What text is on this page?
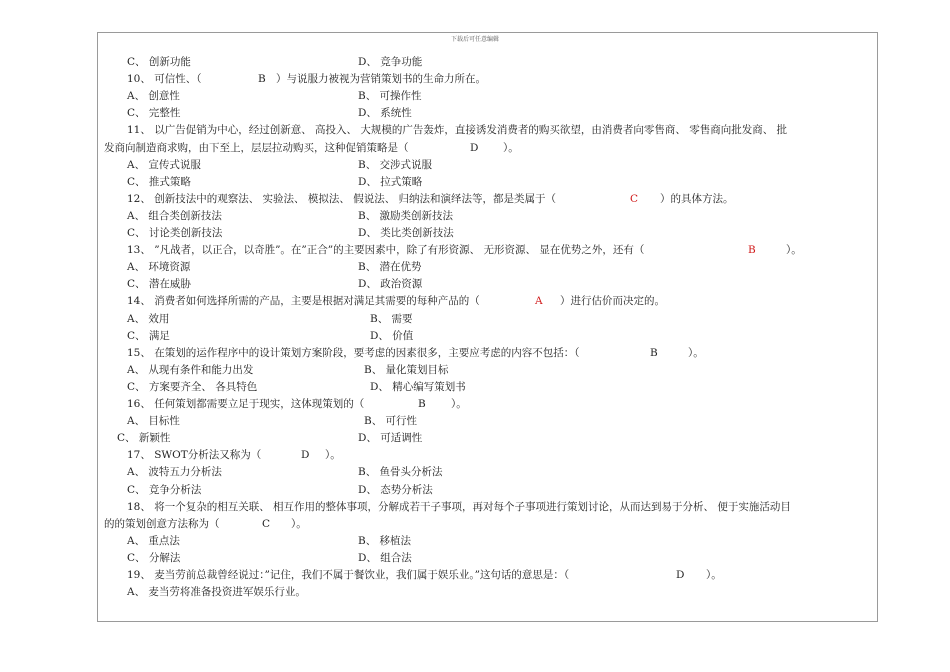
下载后可任意编辑
C、 创新功能	D、 竞争功能
10、 可信性、（	B ）与说服力被视为营销策划书的生命力所在。
A、 创意性	B、 可操作性
C、 完整性	D、 系统性
11、 以广告促销为中心，经过创新意、 高投入、 大规模的广告轰炸，直接诱发消费者的购买欲望，由消费者向零售商、 零售商向批发商、 批
发商向制造商求购，由下至上，层层拉动购买，这种促销策略是（	D ）。
A、 宣传式说服	B、 交涉式说服
C、 推式策略	D、 拉式策略
12、 创新技法中的观察法、 实验法、 模拟法、 假说法、 归纳法和演绎法等，都是类属于（	C ）的具体方法。
A、 组合类创新技法	B、 激励类创新技法
C、 讨论类创新技法	D、 类比类创新技法
13、 ”凡战者，以正合，以奇胜”。在”正合”的主要因素中，除了有形资源、 无形资源、 显在优势之外，还有（	B	）。
A、 环境资源	B、 潜在优势
C、 潜在威胁	D、 政治资源
14、 消费者如何选择所需的产品，主要是根据对满足其需要的每种产品的（	A ）进行估价而决定的。
A、 效用	B、 需要
C、 满足	D、 价值
15、 在策划的运作程序中的设计策划方案阶段，要考虑的因素很多，主要应考虑的内容不包括：（	B	）。
A、 从现有条件和能力出发	B、 量化策划目标
C、 方案要齐全、 各具特色	D、 精心编写策划书
16、 任何策划都需要立足于现实，这体现策划的（	B ）。
A、 目标性	B、 可行性
C、 新颖性	D、 可适调性
17、 SWOT分析法又称为（	D ）。
A、 波特五力分析法	B、 鱼骨头分析法
C、 竞争分析法	D、 态势分析法
18、 将一个复杂的相互关联、 相互作用的整体事项，分解成若干子事项，再对每个子事项进行策划讨论，从而达到易于分析、 便于实施活动目
的的策划创意方法称为（	C ）。
A、 重点法	B、 移植法
C、 分解法	D、 组合法
19、 麦当劳前总裁曾经说过：”记住，我们不属于餐饮业，我们属于娱乐业。”这句话的意思是：（	D ）。
A、 麦当劳将准备投资进军娱乐行业。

—————

:: Task brief ::
Give every line above again exactly, with no pictures.

:: Result for this exercise ::
What text is on this page?
下载后可任意编辑
C、 创新功能	D、 竞争功能
10、 可信性、（	B ）与说服力被视为营销策划书的生命力所在。
A、 创意性	B、 可操作性
C、 完整性	D、 系统性
11、 以广告促销为中心，经过创新意、 高投入、 大规模的广告轰炸，直接诱发消费者的购买欲望，由消费者向零售商、 零售商向批发商、 批
发商向制造商求购，由下至上，层层拉动购买，这种促销策略是（	D ）。
A、 宣传式说服	B、 交涉式说服
C、 推式策略	D、 拉式策略
12、 创新技法中的观察法、 实验法、 模拟法、 假说法、 归纳法和演绎法等，都是类属于（	C ）的具体方法。
A、 组合类创新技法	B、 激励类创新技法
C、 讨论类创新技法	D、 类比类创新技法
13、 ”凡战者，以正合，以奇胜”。在”正合”的主要因素中，除了有形资源、 无形资源、 显在优势之外，还有（	B	）。
A、 环境资源	B、 潜在优势
C、 潜在威胁	D、 政治资源
14、 消费者如何选择所需的产品，主要是根据对满足其需要的每种产品的（	A ）进行估价而决定的。
A、 效用	B、 需要
C、 满足	D、 价值
15、 在策划的运作程序中的设计策划方案阶段，要考虑的因素很多，主要应考虑的内容不包括：（	B	）。
A、 从现有条件和能力出发	B、 量化策划目标
C、 方案要齐全、 各具特色	D、 精心编写策划书
16、 任何策划都需要立足于现实，这体现策划的（	B ）。
A、 目标性	B、 可行性
C、 新颖性	D、 可适调性
17、 SWOT分析法又称为（	D ）。
A、 波特五力分析法	B、 鱼骨头分析法
C、 竞争分析法	D、 态势分析法
18、 将一个复杂的相互关联、 相互作用的整体事项，分解成若干子事项，再对每个子事项进行策划讨论，从而达到易于分析、 便于实施活动目
的的策划创意方法称为（	C ）。
A、 重点法	B、 移植法
C、 分解法	D、 组合法
19、 麦当劳前总裁曾经说过：”记住，我们不属于餐饮业，我们属于娱乐业。”这句话的意思是：（	D ）。
A、 麦当劳将准备投资进军娱乐行业。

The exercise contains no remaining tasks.